• _Required work_:
Return every line of the data below that includes the string "ylabel".

• _Exercise input_:
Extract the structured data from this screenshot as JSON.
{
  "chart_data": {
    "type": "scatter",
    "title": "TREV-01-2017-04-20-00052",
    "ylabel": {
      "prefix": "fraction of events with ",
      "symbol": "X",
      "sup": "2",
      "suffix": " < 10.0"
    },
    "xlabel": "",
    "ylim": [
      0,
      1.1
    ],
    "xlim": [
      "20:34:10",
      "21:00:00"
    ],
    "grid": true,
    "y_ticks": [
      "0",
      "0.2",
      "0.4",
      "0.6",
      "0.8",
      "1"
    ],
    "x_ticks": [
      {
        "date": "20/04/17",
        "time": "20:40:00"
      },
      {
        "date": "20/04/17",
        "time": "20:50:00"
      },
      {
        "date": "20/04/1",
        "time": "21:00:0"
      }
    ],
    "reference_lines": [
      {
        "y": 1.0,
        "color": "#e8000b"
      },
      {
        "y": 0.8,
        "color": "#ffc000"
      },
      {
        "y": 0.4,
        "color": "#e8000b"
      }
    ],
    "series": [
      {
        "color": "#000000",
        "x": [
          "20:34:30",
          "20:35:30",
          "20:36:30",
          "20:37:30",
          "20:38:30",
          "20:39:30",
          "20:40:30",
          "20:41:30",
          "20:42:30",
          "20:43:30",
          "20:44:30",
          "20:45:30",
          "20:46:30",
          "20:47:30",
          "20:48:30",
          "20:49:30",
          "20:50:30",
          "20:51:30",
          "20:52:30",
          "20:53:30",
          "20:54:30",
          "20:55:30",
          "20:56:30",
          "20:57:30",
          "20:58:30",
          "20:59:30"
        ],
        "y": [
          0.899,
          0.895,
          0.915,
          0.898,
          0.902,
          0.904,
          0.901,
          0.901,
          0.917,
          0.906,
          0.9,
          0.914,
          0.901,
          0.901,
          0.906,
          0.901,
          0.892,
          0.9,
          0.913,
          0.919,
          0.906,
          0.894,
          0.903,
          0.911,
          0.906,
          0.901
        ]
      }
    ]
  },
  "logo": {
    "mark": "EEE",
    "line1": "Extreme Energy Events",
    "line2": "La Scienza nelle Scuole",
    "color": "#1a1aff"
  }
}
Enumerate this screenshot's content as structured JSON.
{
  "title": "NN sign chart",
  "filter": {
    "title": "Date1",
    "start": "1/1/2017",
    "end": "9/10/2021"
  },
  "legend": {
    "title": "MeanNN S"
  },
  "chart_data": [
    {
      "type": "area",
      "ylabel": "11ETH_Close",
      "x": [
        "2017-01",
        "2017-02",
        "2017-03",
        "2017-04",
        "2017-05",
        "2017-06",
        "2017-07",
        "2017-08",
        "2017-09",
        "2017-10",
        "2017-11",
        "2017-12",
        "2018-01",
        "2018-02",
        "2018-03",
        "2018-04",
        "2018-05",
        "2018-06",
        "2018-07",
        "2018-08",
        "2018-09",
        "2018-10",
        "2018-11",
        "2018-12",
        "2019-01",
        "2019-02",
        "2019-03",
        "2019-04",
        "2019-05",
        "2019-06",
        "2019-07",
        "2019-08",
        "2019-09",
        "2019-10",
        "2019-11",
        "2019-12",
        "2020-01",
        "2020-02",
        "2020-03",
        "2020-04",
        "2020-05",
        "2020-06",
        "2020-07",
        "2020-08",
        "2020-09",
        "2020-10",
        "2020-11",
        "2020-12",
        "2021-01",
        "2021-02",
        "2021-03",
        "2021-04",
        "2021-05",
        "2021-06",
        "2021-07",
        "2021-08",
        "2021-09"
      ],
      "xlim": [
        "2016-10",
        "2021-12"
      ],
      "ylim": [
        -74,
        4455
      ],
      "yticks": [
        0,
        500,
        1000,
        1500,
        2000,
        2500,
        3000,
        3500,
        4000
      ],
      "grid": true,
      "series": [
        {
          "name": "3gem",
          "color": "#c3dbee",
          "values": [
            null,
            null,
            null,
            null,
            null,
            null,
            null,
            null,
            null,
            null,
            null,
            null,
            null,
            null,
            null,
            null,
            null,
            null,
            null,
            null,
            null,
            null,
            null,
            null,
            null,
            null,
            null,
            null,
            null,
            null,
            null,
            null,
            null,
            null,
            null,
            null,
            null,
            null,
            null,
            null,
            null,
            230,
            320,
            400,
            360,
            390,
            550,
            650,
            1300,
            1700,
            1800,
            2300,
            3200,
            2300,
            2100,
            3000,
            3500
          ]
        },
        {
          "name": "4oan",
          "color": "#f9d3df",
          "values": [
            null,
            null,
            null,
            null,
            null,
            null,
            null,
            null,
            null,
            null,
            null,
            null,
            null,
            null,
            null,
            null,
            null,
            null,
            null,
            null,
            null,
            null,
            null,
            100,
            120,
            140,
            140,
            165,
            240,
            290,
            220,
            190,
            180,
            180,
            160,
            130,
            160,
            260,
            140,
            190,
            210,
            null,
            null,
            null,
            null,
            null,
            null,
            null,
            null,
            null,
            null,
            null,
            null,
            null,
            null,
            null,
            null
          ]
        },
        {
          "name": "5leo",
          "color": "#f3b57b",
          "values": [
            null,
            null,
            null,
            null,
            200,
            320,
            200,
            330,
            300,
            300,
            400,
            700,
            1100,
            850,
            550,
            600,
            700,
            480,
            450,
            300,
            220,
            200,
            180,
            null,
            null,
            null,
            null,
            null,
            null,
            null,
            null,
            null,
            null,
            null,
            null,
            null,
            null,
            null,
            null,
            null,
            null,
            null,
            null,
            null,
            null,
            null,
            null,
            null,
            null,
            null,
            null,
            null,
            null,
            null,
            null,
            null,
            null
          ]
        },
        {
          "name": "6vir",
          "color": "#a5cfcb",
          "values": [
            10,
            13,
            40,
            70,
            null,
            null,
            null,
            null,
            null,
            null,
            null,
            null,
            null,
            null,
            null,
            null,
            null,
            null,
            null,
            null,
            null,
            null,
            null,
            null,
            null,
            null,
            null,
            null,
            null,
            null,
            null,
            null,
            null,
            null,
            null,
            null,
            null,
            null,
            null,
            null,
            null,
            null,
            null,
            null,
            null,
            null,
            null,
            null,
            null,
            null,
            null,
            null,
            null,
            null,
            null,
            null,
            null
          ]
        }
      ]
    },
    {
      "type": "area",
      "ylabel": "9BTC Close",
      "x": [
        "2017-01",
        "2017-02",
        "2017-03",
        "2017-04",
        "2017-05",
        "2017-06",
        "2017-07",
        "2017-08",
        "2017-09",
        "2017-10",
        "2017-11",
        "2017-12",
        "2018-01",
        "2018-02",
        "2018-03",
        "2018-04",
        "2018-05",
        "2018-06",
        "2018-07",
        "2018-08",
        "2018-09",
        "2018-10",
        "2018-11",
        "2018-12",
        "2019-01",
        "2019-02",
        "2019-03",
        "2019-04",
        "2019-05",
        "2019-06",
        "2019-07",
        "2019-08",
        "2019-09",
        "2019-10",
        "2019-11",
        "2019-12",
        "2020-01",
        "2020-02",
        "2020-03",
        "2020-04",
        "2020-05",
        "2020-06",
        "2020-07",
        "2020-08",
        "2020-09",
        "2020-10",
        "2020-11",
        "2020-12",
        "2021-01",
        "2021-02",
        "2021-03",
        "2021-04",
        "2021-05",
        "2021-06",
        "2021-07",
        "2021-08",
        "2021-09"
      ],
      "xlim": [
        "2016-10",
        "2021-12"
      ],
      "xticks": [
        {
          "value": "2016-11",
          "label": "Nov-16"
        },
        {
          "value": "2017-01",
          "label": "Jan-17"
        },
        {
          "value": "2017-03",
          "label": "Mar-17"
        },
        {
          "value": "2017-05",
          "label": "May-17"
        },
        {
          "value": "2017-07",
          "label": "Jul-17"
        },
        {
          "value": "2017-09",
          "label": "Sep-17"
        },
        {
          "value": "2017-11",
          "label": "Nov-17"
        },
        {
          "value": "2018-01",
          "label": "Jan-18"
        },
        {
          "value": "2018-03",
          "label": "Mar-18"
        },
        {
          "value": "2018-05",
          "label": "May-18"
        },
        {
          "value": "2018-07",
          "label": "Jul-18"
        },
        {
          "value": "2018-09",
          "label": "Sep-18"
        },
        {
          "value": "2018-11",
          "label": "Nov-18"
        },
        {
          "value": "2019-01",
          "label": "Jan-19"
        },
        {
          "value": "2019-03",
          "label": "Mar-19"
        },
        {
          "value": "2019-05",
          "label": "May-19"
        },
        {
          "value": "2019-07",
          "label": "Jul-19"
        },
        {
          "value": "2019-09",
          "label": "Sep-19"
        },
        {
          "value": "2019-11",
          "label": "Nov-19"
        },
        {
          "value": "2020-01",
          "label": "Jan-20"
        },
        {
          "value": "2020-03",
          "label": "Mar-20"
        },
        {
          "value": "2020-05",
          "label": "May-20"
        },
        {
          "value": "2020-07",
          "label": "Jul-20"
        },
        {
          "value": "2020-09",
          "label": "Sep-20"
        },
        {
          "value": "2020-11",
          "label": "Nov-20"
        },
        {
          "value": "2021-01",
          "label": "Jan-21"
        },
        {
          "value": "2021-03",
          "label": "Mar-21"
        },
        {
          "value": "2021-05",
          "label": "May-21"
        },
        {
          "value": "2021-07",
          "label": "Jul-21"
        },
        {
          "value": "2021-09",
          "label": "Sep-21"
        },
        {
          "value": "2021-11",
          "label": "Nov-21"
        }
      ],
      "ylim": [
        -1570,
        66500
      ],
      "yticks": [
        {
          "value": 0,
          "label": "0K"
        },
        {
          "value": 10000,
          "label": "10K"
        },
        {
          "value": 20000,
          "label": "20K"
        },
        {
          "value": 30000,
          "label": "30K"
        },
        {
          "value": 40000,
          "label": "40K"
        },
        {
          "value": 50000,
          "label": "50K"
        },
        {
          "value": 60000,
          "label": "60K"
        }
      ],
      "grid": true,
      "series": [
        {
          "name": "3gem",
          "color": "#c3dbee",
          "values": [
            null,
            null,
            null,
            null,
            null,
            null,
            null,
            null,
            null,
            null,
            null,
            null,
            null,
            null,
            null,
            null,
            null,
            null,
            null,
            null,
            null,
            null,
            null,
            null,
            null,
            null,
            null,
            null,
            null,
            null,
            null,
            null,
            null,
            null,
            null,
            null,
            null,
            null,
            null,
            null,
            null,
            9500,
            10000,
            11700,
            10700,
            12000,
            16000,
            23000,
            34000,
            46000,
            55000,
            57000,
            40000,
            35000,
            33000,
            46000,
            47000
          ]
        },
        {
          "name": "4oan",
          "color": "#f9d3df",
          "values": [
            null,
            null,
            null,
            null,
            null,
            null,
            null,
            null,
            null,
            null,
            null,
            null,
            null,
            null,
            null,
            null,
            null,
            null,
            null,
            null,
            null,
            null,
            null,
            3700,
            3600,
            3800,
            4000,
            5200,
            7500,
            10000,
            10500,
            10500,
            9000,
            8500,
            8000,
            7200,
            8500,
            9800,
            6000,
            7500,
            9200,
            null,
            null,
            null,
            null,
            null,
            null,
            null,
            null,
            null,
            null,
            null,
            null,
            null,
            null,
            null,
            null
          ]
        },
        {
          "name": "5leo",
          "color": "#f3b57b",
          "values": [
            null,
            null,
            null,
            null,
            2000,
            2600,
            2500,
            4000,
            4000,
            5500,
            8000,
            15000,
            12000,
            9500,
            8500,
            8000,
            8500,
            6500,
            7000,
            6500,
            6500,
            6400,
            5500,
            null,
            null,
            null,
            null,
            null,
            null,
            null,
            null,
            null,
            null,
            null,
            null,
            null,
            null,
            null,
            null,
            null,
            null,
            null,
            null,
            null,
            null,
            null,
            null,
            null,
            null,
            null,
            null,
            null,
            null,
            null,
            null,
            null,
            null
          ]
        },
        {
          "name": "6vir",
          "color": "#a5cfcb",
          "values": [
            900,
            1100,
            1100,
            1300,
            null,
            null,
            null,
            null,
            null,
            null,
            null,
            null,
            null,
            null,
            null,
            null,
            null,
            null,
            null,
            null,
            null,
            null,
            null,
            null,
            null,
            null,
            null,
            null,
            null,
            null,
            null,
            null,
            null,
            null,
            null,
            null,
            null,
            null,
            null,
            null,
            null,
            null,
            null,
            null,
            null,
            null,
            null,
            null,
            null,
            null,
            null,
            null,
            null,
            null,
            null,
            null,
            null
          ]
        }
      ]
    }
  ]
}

• _Exercise answer_:
    "ylabel": {
      "ylabel": "11ETH_Close",
      "ylabel": "9BTC Close",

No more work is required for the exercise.